**Task description:**
Render each line of the data below as one string in a JSON list, skipping blank lines and leaving out the pictures.

[Element and region listings]
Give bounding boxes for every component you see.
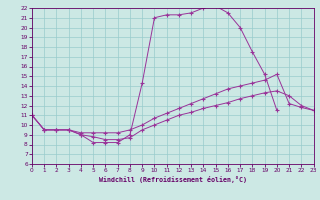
X-axis label: Windchill (Refroidissement éolien,°C): Windchill (Refroidissement éolien,°C) xyxy=(99,176,247,183)
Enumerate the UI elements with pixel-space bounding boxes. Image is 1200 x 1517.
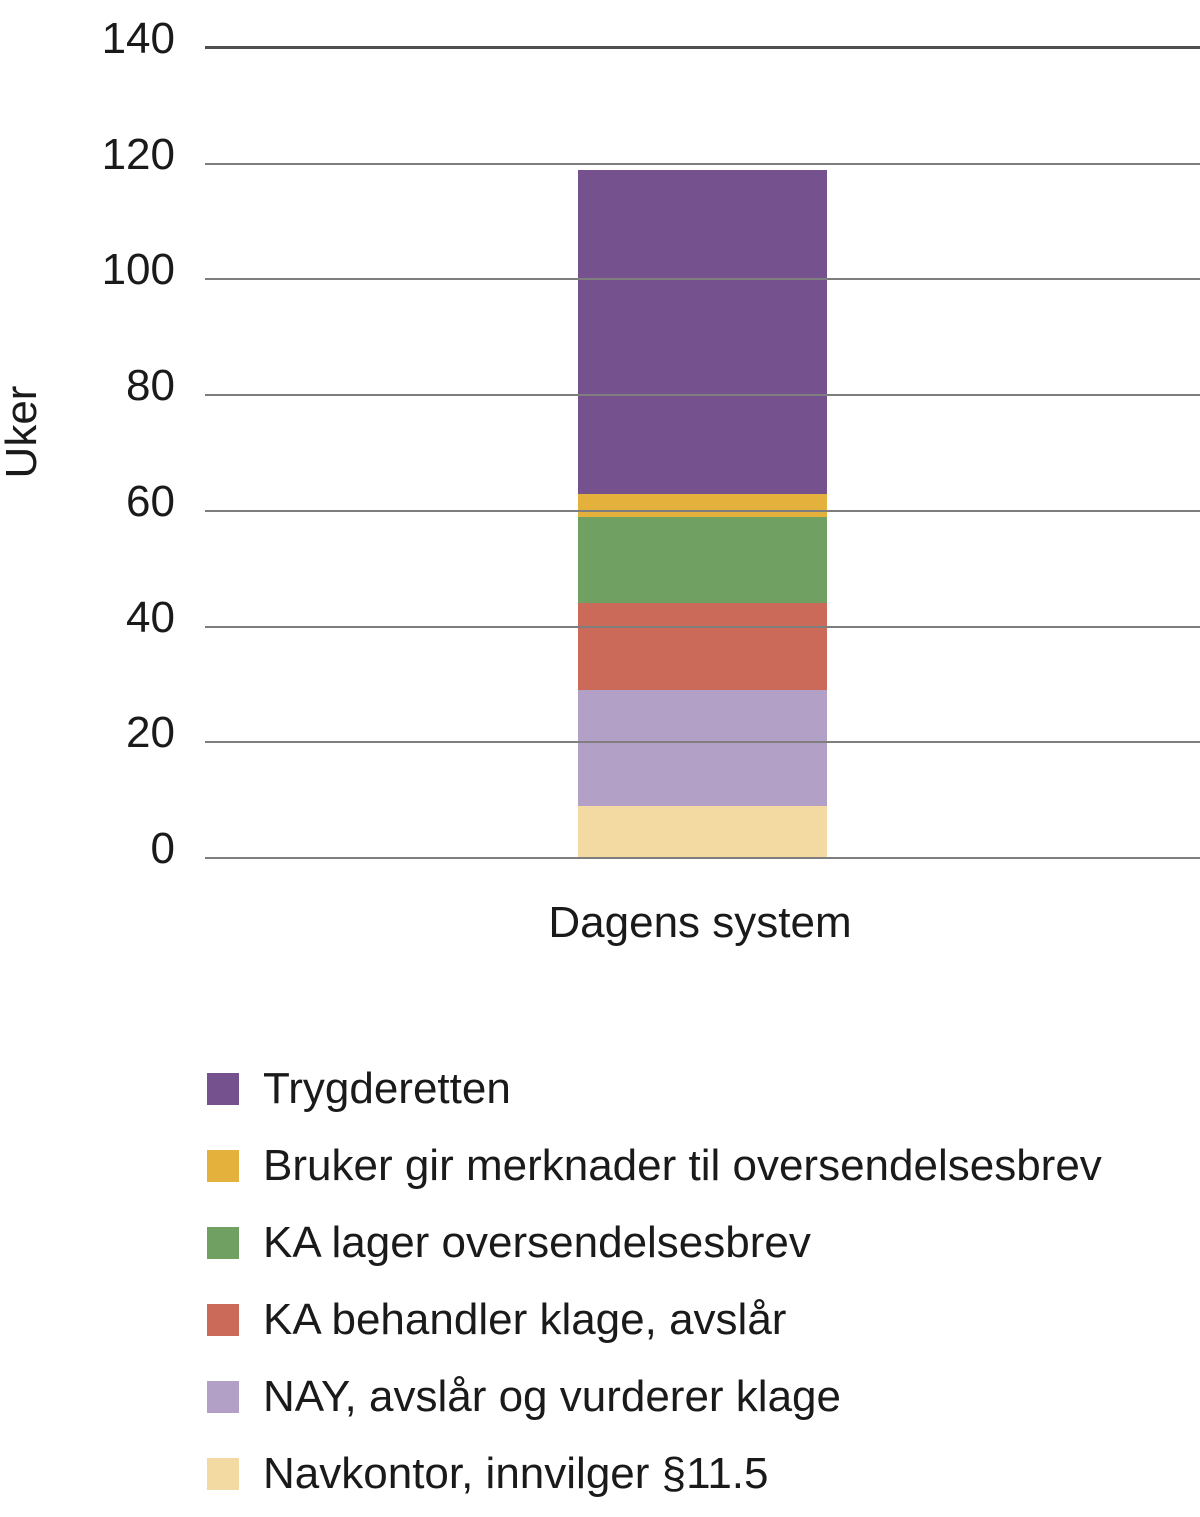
gridline-100: [205, 278, 1200, 281]
legend-label-bruker-gir-merknader-til-oversendelsesbrev: Bruker gir merknader til oversendelsesbr…: [263, 1140, 1102, 1190]
bar-segment-trygderetten: [578, 169, 827, 494]
y-tick-label-0: 0: [150, 824, 175, 873]
gridline-120: [205, 162, 1200, 165]
bar-segment-nay-avsl-r-og-vurderer-klage: [578, 690, 827, 806]
legend-swatch-navkontor-innvilger-11-5: [207, 1457, 239, 1490]
gridline-80: [205, 394, 1200, 397]
bar-segment-ka-behandler-klage-avsl-r: [578, 603, 827, 691]
y-tick-label-20: 20: [126, 708, 175, 758]
legend-swatch-bruker-gir-merknader-til-oversendelsesbrev: [207, 1149, 239, 1182]
gridline-40: [205, 625, 1200, 628]
legend-swatch-ka-lager-oversendelsesbrev: [207, 1226, 239, 1259]
legend-item-trygderetten: Trygderetten: [207, 1050, 1102, 1127]
legend-item-ka-behandler-klage-avsl-r: KA behandler klage, avslår: [207, 1281, 1102, 1358]
legend-label-ka-lager-oversendelsesbrev: KA lager oversendelsesbrev: [263, 1217, 811, 1267]
legend-swatch-trygderetten: [207, 1072, 239, 1105]
gridline-0: [205, 857, 1200, 859]
plot-area: [205, 46, 1200, 859]
y-tick-label-40: 40: [126, 592, 175, 642]
stacked-bar-dagens-system: [578, 48, 827, 858]
x-category-label: Dagens system: [548, 898, 852, 947]
bar-segment-navkontor-innvilger-11-5: [578, 805, 827, 858]
legend: Trygderetten Bruker gir merknader til ove…: [207, 1050, 1102, 1512]
y-tick-label-120: 120: [101, 129, 175, 179]
legend-label-navkontor-innvilger-11-5: Navkontor, innvilger §11.5: [263, 1448, 769, 1498]
gridline-60: [205, 509, 1200, 512]
bar-segment-bruker-gir-merknader-til-oversendelsesbrev: [578, 493, 827, 517]
gridline-20: [205, 741, 1200, 744]
legend-label-trygderetten: Trygderetten: [263, 1063, 511, 1113]
legend-label-nay-avsl-r-og-vurderer-klage: NAY, avslår og vurderer klage: [263, 1371, 841, 1421]
y-tick-label-140: 140: [101, 14, 175, 63]
y-tick-label-80: 80: [126, 361, 175, 411]
y-tick-label-100: 100: [101, 245, 175, 295]
legend-item-navkontor-innvilger-11-5: Navkontor, innvilger §11.5: [207, 1435, 1102, 1512]
y-tick-label-60: 60: [126, 476, 175, 526]
legend-swatch-nay-avsl-r-og-vurderer-klage: [207, 1380, 239, 1413]
legend-label-ka-behandler-klage-avsl-r: KA behandler klage, avslår: [263, 1294, 787, 1344]
gridline-140: [205, 46, 1200, 49]
legend-item-bruker-gir-merknader-til-oversendelsesbrev: Bruker gir merknader til oversendelsesbr…: [207, 1127, 1102, 1204]
legend-item-ka-lager-oversendelsesbrev: KA lager oversendelsesbrev: [207, 1204, 1102, 1281]
bar-segment-ka-lager-oversendelsesbrev: [578, 516, 827, 604]
legend-item-nay-avsl-r-og-vurderer-klage: NAY, avslår og vurderer klage: [207, 1358, 1102, 1435]
legend-swatch-ka-behandler-klage-avsl-r: [207, 1303, 239, 1336]
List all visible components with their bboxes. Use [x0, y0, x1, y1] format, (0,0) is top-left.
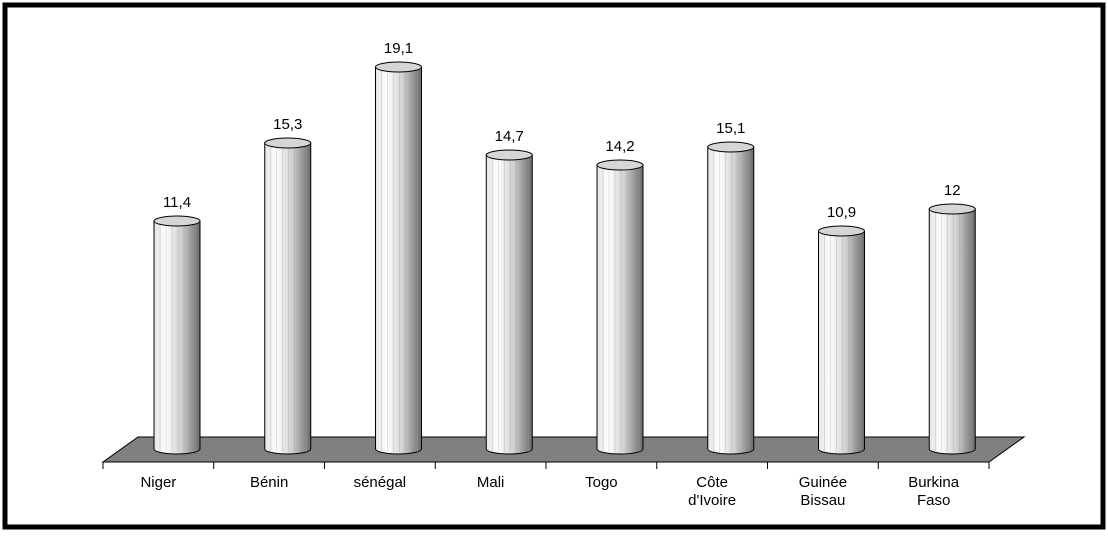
bar-top — [928, 203, 976, 215]
bar-top — [485, 149, 533, 161]
category-label-line: sénégal — [354, 474, 407, 491]
bar-benin — [264, 137, 312, 455]
outer-border — [2, 2, 1106, 530]
bar-body — [485, 154, 533, 455]
category-label-niger: Niger — [140, 474, 176, 491]
bar-guinee-bissau — [818, 225, 865, 455]
value-labels: 11,4 15,3 19,1 14,7 14,2 15,1 10,9 12 — [163, 40, 961, 221]
category-label-line: Bénin — [250, 474, 288, 491]
value-label-cote-d-ivoire: 15,1 — [716, 120, 745, 137]
value-label-burkina-faso: 12 — [944, 182, 961, 199]
bar-senegal — [375, 61, 422, 455]
bar-top — [375, 61, 422, 73]
bar-top — [153, 215, 201, 227]
value-label-benin: 15,3 — [273, 116, 302, 133]
value-label-mali: 14,7 — [495, 128, 524, 145]
bar-togo — [596, 159, 644, 455]
category-label-burkina-faso: Burkina Faso — [908, 474, 960, 509]
chart-floor — [101, 436, 1026, 463]
bar-cote-d-ivoire — [707, 141, 755, 455]
category-label-line: Burkina — [908, 474, 960, 491]
category-label-line: Togo — [585, 474, 618, 491]
category-label-mali: Mali — [477, 474, 505, 491]
bar-body — [707, 146, 755, 455]
category-axis — [102, 461, 990, 469]
bar-mali — [485, 149, 533, 455]
bar-top — [707, 141, 755, 153]
category-label-line: Faso — [917, 492, 950, 509]
bar-body — [264, 142, 312, 455]
bar-top — [264, 137, 312, 149]
bar-top — [818, 225, 865, 237]
category-label-line: Mali — [477, 474, 505, 491]
category-label-line: Guinée — [799, 474, 847, 491]
value-label-togo: 14,2 — [605, 138, 634, 155]
bar-body — [928, 208, 976, 455]
bar-niger — [153, 215, 201, 455]
category-label-cote-d-ivoire: Côte d'Ivoire — [688, 474, 736, 509]
bar-body — [818, 230, 865, 455]
category-label-line: d'Ivoire — [688, 492, 736, 509]
category-labels: Niger Bénin sénégal Mali Togo Côte d'Ivoire Gui… — [140, 474, 959, 509]
category-label-togo: Togo — [585, 474, 618, 491]
category-label-senegal: sénégal — [354, 474, 407, 491]
bar-body — [596, 164, 644, 455]
bar-body — [375, 66, 422, 455]
bar-top — [596, 159, 644, 171]
bar-body — [153, 220, 201, 455]
category-label-benin: Bénin — [250, 474, 288, 491]
bars — [153, 61, 976, 455]
value-label-senegal: 19,1 — [384, 40, 413, 57]
category-label-guinee-bissau: Guinée Bissau — [799, 474, 847, 509]
value-label-niger: 11,4 — [163, 194, 191, 211]
category-label-line: Bissau — [800, 492, 845, 509]
category-label-line: Niger — [140, 474, 176, 491]
bar-burkina-faso — [928, 203, 976, 455]
value-label-guinee-bissau: 10,9 — [827, 204, 856, 221]
category-label-line: Côte — [696, 474, 728, 491]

**Result for this task:**
[
  "Give bounding boxes for every component you see.",
  "X-axis label: Windchill (Refroidissement éolien,°C): Windchill (Refroidissement éolien,°C) xyxy=(99,176,247,183)",
  "Enumerate the UI elements with pixel-space bounding boxes. Image is 1200 x 1517.",
  "gridline-100: [205, 278, 1200, 281]",
  "legend-label-bruker-gir-merknader-til-oversendelsesbrev: Bruker gir merknader til oversendelsesbr…: [263, 1140, 1102, 1190]",
  "bar-segment-trygderetten: [578, 169, 827, 494]",
  "y-tick-label-0: 0: [150, 824, 175, 873]",
  "gridline-120: [205, 162, 1200, 165]",
  "bar-segment-nay-avsl-r-og-vurderer-klage: [578, 690, 827, 806]",
  "legend-swatch-navkontor-innvilger-11-5: [207, 1457, 239, 1490]",
  "gridline-80: [205, 394, 1200, 397]",
  "bar-segment-ka-behandler-klage-avsl-r: [578, 603, 827, 691]",
  "y-tick-label-20: 20: [126, 708, 175, 758]",
  "legend-swatch-bruker-gir-merknader-til-oversendelsesbrev: [207, 1149, 239, 1182]",
  "gridline-40: [205, 625, 1200, 628]",
  "legend-swatch-ka-lager-oversendelsesbrev: [207, 1226, 239, 1259]",
  "legend-item-trygderetten: Trygderetten: [207, 1050, 1102, 1127]",
  "legend-item-ka-behandler-klage-avsl-r: KA behandler klage, avslår: [207, 1281, 1102, 1358]",
  "legend-label-ka-lager-oversendelsesbrev: KA lager oversendelsesbrev: [263, 1217, 811, 1267]",
  "legend-swatch-trygderetten: [207, 1072, 239, 1105]",
  "gridline-0: [205, 857, 1200, 859]",
  "plot-area: [205, 46, 1200, 859]",
  "y-tick-label-40: 40: [126, 592, 175, 642]",
  "stacked-bar-dagens-system: [578, 48, 827, 858]",
  "x-category-label: Dagens system: [548, 898, 852, 947]",
  "bar-segment-navkontor-innvilger-11-5: [578, 805, 827, 858]",
  "legend: Trygderetten Bruker gir merknader til ove…: [207, 1050, 1102, 1512]",
  "y-tick-label-120: 120: [101, 129, 175, 179]",
  "legend-label-navkontor-innvilger-11-5: Navkontor, innvilger §11.5: [263, 1448, 769, 1498]",
  "gridline-60: [205, 509, 1200, 512]",
  "bar-segment-bruker-gir-merknader-til-oversendelsesbrev: [578, 493, 827, 517]",
  "gridline-20: [205, 741, 1200, 744]",
  "legend-label-trygderetten: Trygderetten: [263, 1063, 511, 1113]",
  "legend-label-nay-avsl-r-og-vurderer-klage: NAY, avslår og vurderer klage: [263, 1371, 841, 1421]",
  "y-tick-label-140: 140: [101, 14, 175, 63]",
  "y-tick-label-80: 80: [126, 361, 175, 411]",
  "y-tick-label-100: 100: [101, 245, 175, 295]",
  "legend-item-navkontor-innvilger-11-5: Navkontor, innvilger §11.5: [207, 1435, 1102, 1512]",
  "y-tick-label-60: 60: [126, 476, 175, 526]",
  "legend-swatch-nay-avsl-r-og-vurderer-klage: [207, 1380, 239, 1413]",
  "legend-label-ka-behandler-klage-avsl-r: KA behandler klage, avslår: [263, 1294, 787, 1344]",
  "gridline-140: [205, 46, 1200, 49]",
  "legend-item-bruker-gir-merknader-til-oversendelsesbrev: Bruker gir merknader til oversendelsesbr…: [207, 1127, 1102, 1204]",
  "legend-item-ka-lager-oversendelsesbrev: KA lager oversendelsesbrev: [207, 1204, 1102, 1281]",
  "bar-segment-ka-lager-oversendelsesbrev: [578, 516, 827, 604]",
  "legend-item-nay-avsl-r-og-vurderer-klage: NAY, avslår og vurderer klage: [207, 1358, 1102, 1435]",
  "legend-swatch-ka-behandler-klage-avsl-r: [207, 1303, 239, 1336]",
  "List all visible components with their bboxes. Use [x0, y0, x1, y1] format, (0,0) is top-left.",
  "bar-top — [928, 203, 976, 215]",
  "bar-top — [485, 149, 533, 161]",
  "category-label-line: sénégal — [354, 474, 407, 491]",
  "bar-benin — [264, 137, 312, 455]",
  "outer-border — [2, 2, 1106, 530]",
  "bar-body — [485, 154, 533, 455]",
  "category-label-niger: Niger — [140, 474, 176, 491]",
  "bar-guinee-bissau — [818, 225, 865, 455]",
  "value-labels: 11,4 15,3 19,1 14,7 14,2 15,1 10,9 12 — [163, 40, 961, 221]",
  "category-label-line: Bénin — [250, 474, 288, 491]",
  "value-label-cote-d-ivoire: 15,1 — [716, 120, 745, 137]",
  "value-label-burkina-faso: 12 — [944, 182, 961, 199]",
  "bar-senegal — [375, 61, 422, 455]",
  "bar-top — [375, 61, 422, 73]",
  "bar-top — [153, 215, 201, 227]",
  "value-label-benin: 15,3 — [273, 116, 302, 133]",
  "value-label-mali: 14,7 — [495, 128, 524, 145]",
  "bar-togo — [596, 159, 644, 455]",
  "category-label-burkina-faso: Burkina Faso — [908, 474, 960, 509]",
  "chart-floor — [101, 436, 1026, 463]",
  "bar-cote-d-ivoire — [707, 141, 755, 455]",
  "category-label-line: Burkina — [908, 474, 960, 491]",
  "category-label-line: Togo — [585, 474, 618, 491]",
  "category-label-mali: Mali — [477, 474, 505, 491]",
  "bar-body — [707, 146, 755, 455]",
  "category-axis — [102, 461, 990, 469]",
  "bar-mali — [485, 149, 533, 455]",
  "bar-top — [707, 141, 755, 153]",
  "category-label-line: Faso — [917, 492, 950, 509]",
  "bar-body — [264, 142, 312, 455]",
  "bar-top — [264, 137, 312, 149]",
  "bar-top — [818, 225, 865, 237]",
  "category-label-line: Mali — [477, 474, 505, 491]",
  "category-label-line: Guinée — [799, 474, 847, 491]",
  "value-label-togo: 14,2 — [605, 138, 634, 155]",
  "bar-body — [928, 208, 976, 455]",
  "bar-niger — [153, 215, 201, 455]",
  "category-label-cote-d-ivoire: Côte d'Ivoire — [688, 474, 736, 509]",
  "bar-body — [818, 230, 865, 455]",
  "category-label-line: d'Ivoire — [688, 492, 736, 509]",
  "category-labels: Niger Bénin sénégal Mali Togo Côte d'Ivoire Gui… — [140, 474, 959, 509]",
  "category-label-togo: Togo — [585, 474, 618, 491]",
  "category-label-senegal: sénégal — [354, 474, 407, 491]",
  "bar-body — [596, 164, 644, 455]",
  "bar-body — [375, 66, 422, 455]",
  "bar-top — [596, 159, 644, 171]",
  "bar-body — [153, 220, 201, 455]",
  "category-label-benin: Bénin — [250, 474, 288, 491]",
  "bars — [153, 61, 976, 455]",
  "value-label-senegal: 19,1 — [384, 40, 413, 57]",
  "category-label-guinee-bissau: Guinée Bissau — [799, 474, 847, 509]",
  "value-label-niger: 11,4 — [163, 194, 191, 211]",
  "category-label-line: Bissau — [800, 492, 845, 509]",
  "category-label-line: Niger — [140, 474, 176, 491]",
  "bar-burkina-faso — [928, 203, 976, 455]",
  "value-label-guinee-bissau: 10,9 — [827, 204, 856, 221]",
  "category-label-line: Côte — [696, 474, 728, 491]"
]